**What the task asks**
From the entries below, gather every line containing the string "xlabel".

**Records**
☆ ☆ ☆
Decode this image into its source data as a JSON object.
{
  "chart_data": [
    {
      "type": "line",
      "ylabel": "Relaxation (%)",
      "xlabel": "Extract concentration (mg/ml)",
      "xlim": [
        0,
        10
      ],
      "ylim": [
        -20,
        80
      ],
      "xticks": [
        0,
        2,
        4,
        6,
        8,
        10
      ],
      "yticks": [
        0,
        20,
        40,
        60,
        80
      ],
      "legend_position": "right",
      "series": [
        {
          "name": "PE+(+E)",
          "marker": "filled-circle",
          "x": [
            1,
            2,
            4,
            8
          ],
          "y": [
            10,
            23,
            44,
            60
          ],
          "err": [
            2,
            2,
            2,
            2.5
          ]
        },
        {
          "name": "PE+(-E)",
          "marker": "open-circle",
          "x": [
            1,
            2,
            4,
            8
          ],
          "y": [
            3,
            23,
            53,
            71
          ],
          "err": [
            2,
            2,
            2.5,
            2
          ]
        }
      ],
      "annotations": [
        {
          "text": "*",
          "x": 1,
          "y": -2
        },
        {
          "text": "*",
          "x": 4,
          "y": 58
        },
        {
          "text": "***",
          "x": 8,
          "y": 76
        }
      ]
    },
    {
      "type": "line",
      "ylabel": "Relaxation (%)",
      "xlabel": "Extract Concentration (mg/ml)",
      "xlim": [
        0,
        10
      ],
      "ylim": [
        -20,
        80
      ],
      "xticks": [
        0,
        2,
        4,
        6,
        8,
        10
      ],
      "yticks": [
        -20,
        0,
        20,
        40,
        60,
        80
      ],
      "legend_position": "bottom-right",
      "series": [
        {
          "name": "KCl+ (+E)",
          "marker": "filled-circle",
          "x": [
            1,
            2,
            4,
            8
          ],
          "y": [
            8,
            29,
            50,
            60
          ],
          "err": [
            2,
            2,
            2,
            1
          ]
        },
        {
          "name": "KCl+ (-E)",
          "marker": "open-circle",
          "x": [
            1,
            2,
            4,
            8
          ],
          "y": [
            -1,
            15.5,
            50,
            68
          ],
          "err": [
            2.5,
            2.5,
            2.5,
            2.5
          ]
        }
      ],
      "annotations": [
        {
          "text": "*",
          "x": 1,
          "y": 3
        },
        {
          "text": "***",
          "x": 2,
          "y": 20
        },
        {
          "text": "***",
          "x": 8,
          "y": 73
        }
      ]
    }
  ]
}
☆ ☆ ☆
**Complete answer**
      "xlabel": "Extract concentration (mg/ml)",
      "xlabel": "Extract Concentration (mg/ml)",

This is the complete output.